*Task:* Please report every line from the material that contains the word "zerrt".

*Extracted records:*
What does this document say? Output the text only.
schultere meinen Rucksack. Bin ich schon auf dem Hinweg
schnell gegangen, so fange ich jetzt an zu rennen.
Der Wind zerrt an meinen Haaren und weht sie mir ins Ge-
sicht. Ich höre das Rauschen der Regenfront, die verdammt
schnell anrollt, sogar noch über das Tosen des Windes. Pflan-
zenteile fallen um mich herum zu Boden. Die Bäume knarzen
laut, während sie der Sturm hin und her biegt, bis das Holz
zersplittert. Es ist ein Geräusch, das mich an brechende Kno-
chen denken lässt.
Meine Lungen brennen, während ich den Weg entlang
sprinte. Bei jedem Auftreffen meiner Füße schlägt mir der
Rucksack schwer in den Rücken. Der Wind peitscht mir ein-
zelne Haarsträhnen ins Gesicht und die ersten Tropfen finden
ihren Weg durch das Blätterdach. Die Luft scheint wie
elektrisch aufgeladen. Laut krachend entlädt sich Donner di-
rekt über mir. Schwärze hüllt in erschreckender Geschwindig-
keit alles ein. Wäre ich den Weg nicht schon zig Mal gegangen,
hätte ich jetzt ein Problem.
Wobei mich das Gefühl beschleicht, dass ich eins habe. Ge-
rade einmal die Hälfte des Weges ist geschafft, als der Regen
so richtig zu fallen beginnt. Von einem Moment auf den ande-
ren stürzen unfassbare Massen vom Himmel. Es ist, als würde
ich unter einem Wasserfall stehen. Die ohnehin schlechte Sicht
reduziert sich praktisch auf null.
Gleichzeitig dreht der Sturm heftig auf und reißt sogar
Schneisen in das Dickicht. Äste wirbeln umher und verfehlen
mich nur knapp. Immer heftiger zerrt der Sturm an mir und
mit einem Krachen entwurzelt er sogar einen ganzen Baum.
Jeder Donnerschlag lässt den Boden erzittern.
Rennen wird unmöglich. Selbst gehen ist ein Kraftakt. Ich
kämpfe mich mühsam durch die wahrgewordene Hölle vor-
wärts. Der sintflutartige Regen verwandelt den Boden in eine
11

*Expected output:*
Der Wind zerrt an meinen Haaren und weht sie mir ins Ge-
mich nur knapp. Immer heftiger zerrt der Sturm an mir und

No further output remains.